= Exercise inputs =
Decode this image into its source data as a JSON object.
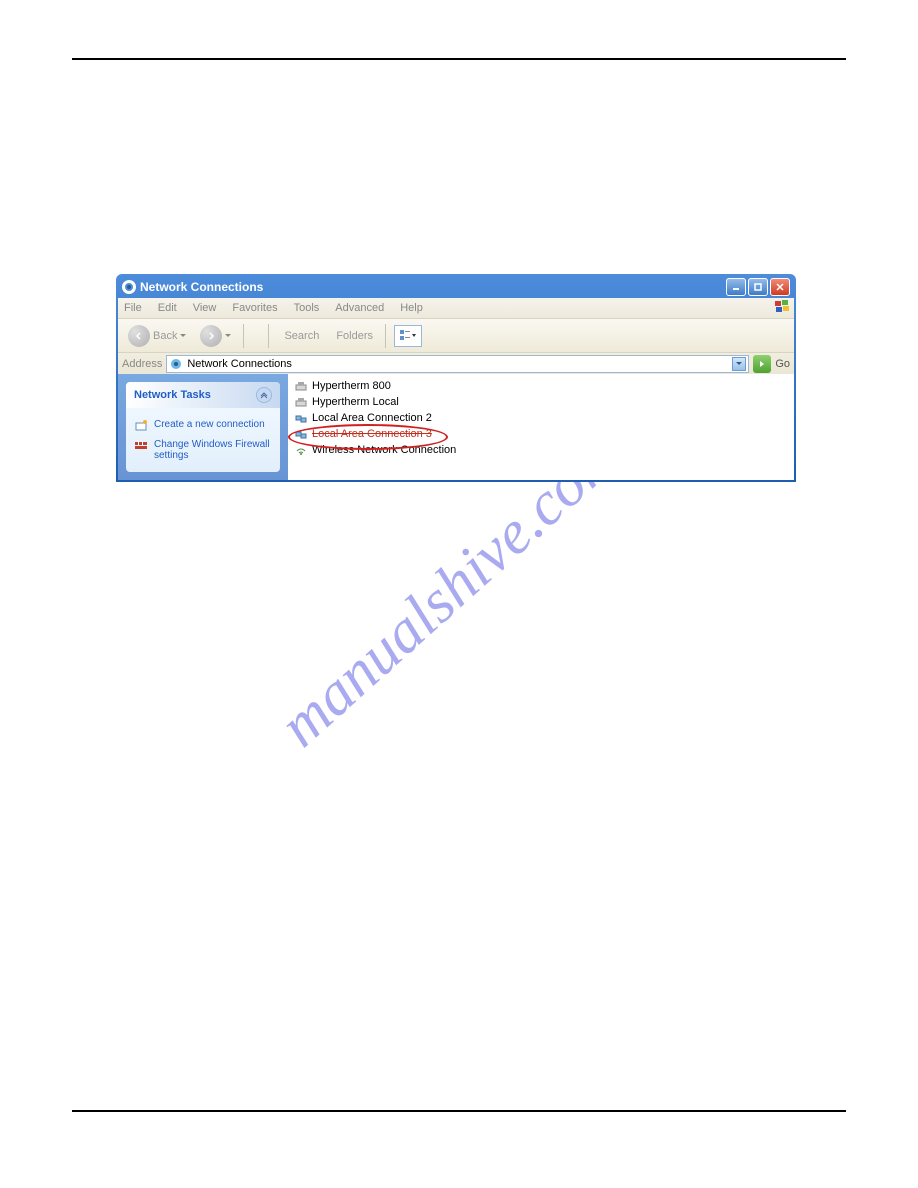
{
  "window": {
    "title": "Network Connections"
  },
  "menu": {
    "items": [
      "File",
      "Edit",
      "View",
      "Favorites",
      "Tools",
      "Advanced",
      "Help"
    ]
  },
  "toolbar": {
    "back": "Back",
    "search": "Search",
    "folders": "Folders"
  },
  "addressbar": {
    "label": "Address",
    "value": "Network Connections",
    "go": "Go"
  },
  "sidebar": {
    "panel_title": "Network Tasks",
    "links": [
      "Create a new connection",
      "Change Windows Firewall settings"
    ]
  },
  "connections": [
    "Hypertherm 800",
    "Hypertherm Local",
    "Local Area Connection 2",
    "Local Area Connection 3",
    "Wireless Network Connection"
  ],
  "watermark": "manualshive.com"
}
--
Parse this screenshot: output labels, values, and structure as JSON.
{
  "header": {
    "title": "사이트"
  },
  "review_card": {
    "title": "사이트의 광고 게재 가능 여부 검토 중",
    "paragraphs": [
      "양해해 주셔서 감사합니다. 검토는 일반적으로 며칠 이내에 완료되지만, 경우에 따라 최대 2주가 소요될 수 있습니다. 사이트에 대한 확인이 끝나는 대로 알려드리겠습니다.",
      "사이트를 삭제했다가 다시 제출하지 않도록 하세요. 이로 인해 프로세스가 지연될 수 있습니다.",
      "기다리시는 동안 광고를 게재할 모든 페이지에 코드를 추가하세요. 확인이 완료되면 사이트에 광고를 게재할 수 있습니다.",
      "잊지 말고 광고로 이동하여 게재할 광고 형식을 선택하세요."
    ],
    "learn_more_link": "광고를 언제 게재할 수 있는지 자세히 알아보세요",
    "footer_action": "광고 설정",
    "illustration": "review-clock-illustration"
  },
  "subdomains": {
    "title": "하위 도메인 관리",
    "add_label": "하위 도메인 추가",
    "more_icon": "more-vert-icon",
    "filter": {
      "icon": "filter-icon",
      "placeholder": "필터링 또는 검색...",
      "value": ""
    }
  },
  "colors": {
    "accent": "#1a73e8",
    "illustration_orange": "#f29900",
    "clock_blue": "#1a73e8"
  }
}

= Exercise directions =
Using the records given above, list every line that includes the word "Local".

= Worked solution =
    "Hypertherm Local",
    "Local Area Connection 2",
    "Local Area Connection 3",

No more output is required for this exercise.